> **What is expected**
Lines containing the string "FRACC" are to be collected in full.
--- start Listed entries ---
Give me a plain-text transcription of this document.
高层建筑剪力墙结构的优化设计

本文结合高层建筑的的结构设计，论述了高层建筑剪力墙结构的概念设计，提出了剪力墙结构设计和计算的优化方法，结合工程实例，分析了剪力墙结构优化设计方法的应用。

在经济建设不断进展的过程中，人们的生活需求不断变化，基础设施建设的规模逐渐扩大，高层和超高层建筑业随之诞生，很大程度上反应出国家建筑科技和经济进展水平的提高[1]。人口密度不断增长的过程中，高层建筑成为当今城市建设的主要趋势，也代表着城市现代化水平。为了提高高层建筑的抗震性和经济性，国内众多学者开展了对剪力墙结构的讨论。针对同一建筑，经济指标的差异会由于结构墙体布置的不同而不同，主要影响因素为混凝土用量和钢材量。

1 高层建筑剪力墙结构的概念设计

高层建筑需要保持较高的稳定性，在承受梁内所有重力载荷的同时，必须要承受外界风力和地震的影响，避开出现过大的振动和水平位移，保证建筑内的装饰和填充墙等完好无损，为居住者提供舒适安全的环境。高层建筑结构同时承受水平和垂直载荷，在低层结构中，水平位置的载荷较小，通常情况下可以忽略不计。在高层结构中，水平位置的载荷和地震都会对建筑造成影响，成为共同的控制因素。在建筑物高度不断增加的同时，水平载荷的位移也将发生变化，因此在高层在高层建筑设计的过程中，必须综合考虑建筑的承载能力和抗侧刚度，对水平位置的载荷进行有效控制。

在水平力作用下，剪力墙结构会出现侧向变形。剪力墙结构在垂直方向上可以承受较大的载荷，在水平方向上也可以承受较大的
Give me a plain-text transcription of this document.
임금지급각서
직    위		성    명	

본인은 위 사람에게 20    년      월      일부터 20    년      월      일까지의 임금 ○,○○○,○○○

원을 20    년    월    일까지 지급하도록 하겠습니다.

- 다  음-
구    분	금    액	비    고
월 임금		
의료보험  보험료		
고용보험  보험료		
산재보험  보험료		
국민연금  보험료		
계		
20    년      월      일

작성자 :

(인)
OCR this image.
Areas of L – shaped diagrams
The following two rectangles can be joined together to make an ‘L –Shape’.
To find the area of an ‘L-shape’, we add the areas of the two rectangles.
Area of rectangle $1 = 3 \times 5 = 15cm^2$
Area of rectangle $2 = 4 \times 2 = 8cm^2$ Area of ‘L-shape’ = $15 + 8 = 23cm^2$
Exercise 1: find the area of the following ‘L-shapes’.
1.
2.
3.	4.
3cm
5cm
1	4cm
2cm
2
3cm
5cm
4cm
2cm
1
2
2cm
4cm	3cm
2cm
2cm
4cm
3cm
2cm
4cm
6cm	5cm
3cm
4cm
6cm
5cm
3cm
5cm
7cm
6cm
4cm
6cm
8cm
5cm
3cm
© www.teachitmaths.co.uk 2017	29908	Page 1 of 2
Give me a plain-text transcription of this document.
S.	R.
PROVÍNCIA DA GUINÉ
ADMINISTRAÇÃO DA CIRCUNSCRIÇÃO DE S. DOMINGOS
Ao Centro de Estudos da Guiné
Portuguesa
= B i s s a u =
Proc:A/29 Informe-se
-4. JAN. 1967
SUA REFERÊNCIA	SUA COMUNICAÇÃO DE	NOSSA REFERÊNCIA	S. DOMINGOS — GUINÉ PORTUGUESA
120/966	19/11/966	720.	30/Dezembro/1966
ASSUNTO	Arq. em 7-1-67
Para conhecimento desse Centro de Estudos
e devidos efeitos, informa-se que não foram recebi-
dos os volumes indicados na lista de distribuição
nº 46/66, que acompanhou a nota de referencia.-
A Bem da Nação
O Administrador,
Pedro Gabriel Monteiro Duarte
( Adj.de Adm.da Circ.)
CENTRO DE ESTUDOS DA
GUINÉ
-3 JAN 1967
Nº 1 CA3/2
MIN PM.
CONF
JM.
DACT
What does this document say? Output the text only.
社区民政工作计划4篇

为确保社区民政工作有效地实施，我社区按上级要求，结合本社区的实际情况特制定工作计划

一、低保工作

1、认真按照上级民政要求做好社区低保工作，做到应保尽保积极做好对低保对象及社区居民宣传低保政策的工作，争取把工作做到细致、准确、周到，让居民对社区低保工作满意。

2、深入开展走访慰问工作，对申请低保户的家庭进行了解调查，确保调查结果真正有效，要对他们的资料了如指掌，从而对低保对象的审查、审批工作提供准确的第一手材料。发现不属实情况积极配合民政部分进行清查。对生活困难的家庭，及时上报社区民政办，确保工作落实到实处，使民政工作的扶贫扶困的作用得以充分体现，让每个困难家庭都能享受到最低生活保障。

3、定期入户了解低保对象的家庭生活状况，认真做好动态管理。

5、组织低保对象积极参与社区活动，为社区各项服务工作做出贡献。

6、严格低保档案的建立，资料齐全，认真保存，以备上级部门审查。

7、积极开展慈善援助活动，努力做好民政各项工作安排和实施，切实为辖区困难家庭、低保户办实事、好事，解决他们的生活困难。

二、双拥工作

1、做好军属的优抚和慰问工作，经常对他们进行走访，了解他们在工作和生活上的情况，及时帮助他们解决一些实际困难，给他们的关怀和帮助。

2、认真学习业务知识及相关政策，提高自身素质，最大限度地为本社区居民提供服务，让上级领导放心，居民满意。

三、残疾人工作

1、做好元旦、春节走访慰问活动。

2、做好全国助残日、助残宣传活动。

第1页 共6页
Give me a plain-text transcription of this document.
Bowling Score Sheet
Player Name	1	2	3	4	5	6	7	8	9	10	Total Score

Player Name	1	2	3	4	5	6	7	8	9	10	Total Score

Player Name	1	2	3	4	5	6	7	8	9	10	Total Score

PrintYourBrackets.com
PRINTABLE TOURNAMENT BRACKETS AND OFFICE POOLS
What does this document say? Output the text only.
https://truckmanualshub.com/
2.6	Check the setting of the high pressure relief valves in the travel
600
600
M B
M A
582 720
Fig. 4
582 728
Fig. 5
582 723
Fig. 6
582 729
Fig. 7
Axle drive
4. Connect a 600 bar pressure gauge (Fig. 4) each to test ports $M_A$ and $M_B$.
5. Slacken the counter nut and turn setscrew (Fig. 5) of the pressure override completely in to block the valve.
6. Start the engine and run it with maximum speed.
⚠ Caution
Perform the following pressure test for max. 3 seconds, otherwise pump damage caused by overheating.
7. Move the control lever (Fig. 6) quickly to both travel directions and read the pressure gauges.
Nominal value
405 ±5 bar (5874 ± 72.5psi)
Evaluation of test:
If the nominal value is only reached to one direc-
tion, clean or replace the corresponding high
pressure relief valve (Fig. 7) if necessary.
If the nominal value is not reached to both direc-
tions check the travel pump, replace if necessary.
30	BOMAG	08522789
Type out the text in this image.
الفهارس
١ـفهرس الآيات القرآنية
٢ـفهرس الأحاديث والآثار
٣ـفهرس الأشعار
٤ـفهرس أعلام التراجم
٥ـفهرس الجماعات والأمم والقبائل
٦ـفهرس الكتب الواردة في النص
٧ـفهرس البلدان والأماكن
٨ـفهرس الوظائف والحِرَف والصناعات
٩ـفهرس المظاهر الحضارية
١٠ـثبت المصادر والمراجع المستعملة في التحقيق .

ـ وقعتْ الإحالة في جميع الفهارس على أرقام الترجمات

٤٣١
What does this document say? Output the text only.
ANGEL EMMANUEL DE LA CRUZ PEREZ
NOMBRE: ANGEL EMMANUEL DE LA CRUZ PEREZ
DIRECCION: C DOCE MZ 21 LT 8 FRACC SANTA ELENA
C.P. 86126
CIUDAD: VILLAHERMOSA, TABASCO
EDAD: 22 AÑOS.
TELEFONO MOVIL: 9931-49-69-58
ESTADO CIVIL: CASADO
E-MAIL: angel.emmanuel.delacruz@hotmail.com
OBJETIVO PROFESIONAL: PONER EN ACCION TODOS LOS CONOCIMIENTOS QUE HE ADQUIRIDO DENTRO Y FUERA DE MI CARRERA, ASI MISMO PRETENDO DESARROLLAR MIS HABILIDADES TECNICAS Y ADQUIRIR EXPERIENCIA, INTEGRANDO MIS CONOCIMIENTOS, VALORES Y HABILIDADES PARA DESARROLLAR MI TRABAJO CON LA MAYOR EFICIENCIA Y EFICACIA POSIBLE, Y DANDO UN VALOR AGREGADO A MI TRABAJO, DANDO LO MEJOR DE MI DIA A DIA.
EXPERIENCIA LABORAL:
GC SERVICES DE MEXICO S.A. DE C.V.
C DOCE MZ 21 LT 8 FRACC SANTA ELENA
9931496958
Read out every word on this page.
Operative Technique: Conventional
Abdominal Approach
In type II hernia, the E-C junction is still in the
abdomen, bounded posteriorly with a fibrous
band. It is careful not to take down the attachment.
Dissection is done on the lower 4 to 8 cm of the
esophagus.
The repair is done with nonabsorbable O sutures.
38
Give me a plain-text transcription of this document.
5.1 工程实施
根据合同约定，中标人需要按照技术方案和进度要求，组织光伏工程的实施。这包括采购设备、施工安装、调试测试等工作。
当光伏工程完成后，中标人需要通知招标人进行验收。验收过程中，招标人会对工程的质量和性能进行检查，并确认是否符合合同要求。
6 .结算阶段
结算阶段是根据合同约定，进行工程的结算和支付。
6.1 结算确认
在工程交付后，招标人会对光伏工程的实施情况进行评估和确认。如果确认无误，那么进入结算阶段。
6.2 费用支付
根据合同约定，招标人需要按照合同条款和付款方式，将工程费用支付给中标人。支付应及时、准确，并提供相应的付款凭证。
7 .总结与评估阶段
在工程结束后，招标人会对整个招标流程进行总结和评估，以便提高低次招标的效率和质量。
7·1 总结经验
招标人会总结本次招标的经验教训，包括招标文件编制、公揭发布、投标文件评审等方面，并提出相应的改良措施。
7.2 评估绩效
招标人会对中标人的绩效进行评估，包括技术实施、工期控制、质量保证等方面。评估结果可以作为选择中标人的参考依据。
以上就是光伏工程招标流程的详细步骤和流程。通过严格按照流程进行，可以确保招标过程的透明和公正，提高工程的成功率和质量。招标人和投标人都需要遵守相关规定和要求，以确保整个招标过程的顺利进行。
--- end Listed entries ---
> **Problem solution**
DIRECCION: C DOCE MZ 21 LT 8 FRACC SANTA ELENA
C DOCE MZ 21 LT 8 FRACC SANTA ELENA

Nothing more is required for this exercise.